Data listing ▸
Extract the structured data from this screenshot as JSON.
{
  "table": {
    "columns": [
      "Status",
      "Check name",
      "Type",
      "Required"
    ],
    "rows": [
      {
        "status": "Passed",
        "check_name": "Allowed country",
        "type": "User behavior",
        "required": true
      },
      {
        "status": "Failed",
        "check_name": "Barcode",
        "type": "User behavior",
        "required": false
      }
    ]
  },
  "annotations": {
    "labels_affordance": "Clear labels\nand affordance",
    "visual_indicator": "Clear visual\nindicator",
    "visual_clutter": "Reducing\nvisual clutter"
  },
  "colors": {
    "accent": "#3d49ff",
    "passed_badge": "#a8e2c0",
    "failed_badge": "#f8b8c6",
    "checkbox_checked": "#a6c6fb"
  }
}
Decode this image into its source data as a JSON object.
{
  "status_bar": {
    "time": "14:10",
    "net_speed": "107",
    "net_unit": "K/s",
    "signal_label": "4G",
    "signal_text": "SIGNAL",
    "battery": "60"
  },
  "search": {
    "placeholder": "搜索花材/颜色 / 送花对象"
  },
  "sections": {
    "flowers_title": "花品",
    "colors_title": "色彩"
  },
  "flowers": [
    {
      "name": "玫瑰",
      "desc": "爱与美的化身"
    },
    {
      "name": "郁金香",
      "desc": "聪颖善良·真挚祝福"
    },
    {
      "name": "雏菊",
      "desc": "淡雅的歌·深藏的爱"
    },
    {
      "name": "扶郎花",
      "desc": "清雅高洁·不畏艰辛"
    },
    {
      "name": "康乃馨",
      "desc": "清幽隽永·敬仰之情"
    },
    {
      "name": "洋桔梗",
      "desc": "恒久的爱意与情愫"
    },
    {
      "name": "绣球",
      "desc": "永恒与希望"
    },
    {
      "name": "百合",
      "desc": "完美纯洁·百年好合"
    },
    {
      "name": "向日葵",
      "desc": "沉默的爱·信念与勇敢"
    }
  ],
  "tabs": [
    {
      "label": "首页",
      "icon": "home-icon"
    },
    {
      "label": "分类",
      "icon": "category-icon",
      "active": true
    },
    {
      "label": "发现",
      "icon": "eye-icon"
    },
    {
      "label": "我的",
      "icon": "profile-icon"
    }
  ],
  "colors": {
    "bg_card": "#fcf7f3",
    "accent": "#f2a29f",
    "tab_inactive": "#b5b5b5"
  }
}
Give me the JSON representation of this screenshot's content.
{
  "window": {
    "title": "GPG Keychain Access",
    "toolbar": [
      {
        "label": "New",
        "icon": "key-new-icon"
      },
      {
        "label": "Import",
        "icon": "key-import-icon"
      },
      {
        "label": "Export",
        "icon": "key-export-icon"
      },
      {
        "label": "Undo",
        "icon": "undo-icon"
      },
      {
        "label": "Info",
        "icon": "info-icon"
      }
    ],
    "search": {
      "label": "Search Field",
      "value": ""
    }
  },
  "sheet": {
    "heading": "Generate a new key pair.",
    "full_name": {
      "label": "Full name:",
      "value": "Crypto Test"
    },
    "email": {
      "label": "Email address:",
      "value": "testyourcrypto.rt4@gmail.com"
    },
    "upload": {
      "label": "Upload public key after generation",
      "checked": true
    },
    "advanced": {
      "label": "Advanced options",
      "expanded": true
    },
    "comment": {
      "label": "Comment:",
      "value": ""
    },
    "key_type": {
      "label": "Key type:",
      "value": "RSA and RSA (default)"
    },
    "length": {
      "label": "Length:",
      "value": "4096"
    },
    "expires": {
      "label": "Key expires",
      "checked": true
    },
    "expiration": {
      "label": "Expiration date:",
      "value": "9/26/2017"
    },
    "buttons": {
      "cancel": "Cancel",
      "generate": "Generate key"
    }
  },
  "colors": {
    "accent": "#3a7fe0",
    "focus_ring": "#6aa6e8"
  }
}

Exercise details ▸ Reproduce each line of the material above precisely.

Answer to this problem ▸
Extract the structured data from this screenshot as JSON.
{
  "table": {
    "columns": [
      "Status",
      "Check name",
      "Type",
      "Required"
    ],
    "rows": [
      {
        "status": "Passed",
        "check_name": "Allowed country",
        "type": "User behavior",
        "required": true
      },
      {
        "status": "Failed",
        "check_name": "Barcode",
        "type": "User behavior",
        "required": false
      }
    ]
  },
  "annotations": {
    "labels_affordance": "Clear labels\nand affordance",
    "visual_indicator": "Clear visual\nindicator",
    "visual_clutter": "Reducing\nvisual clutter"
  },
  "colors": {
    "accent": "#3d49ff",
    "passed_badge": "#a8e2c0",
    "failed_badge": "#f8b8c6",
    "checkbox_checked": "#a6c6fb"
  }
}
Decode this image into its source data as a JSON object.
{
  "status_bar": {
    "time": "14:10",
    "net_speed": "107",
    "net_unit": "K/s",
    "signal_label": "4G",
    "signal_text": "SIGNAL",
    "battery": "60"
  },
  "search": {
    "placeholder": "搜索花材/颜色 / 送花对象"
  },
  "sections": {
    "flowers_title": "花品",
    "colors_title": "色彩"
  },
  "flowers": [
    {
      "name": "玫瑰",
      "desc": "爱与美的化身"
    },
    {
      "name": "郁金香",
      "desc": "聪颖善良·真挚祝福"
    },
    {
      "name": "雏菊",
      "desc": "淡雅的歌·深藏的爱"
    },
    {
      "name": "扶郎花",
      "desc": "清雅高洁·不畏艰辛"
    },
    {
      "name": "康乃馨",
      "desc": "清幽隽永·敬仰之情"
    },
    {
      "name": "洋桔梗",
      "desc": "恒久的爱意与情愫"
    },
    {
      "name": "绣球",
      "desc": "永恒与希望"
    },
    {
      "name": "百合",
      "desc": "完美纯洁·百年好合"
    },
    {
      "name": "向日葵",
      "desc": "沉默的爱·信念与勇敢"
    }
  ],
  "tabs": [
    {
      "label": "首页",
      "icon": "home-icon"
    },
    {
      "label": "分类",
      "icon": "category-icon",
      "active": true
    },
    {
      "label": "发现",
      "icon": "eye-icon"
    },
    {
      "label": "我的",
      "icon": "profile-icon"
    }
  ],
  "colors": {
    "bg_card": "#fcf7f3",
    "accent": "#f2a29f",
    "tab_inactive": "#b5b5b5"
  }
}
Give me the JSON representation of this screenshot's content.
{
  "window": {
    "title": "GPG Keychain Access",
    "toolbar": [
      {
        "label": "New",
        "icon": "key-new-icon"
      },
      {
        "label": "Import",
        "icon": "key-import-icon"
      },
      {
        "label": "Export",
        "icon": "key-export-icon"
      },
      {
        "label": "Undo",
        "icon": "undo-icon"
      },
      {
        "label": "Info",
        "icon": "info-icon"
      }
    ],
    "search": {
      "label": "Search Field",
      "value": ""
    }
  },
  "sheet": {
    "heading": "Generate a new key pair.",
    "full_name": {
      "label": "Full name:",
      "value": "Crypto Test"
    },
    "email": {
      "label": "Email address:",
      "value": "testyourcrypto.rt4@gmail.com"
    },
    "upload": {
      "label": "Upload public key after generation",
      "checked": true
    },
    "advanced": {
      "label": "Advanced options",
      "expanded": true
    },
    "comment": {
      "label": "Comment:",
      "value": ""
    },
    "key_type": {
      "label": "Key type:",
      "value": "RSA and RSA (default)"
    },
    "length": {
      "label": "Length:",
      "value": "4096"
    },
    "expires": {
      "label": "Key expires",
      "checked": true
    },
    "expiration": {
      "label": "Expiration date:",
      "value": "9/26/2017"
    },
    "buttons": {
      "cancel": "Cancel",
      "generate": "Generate key"
    }
  },
  "colors": {
    "accent": "#3a7fe0",
    "focus_ring": "#6aa6e8"
  }
}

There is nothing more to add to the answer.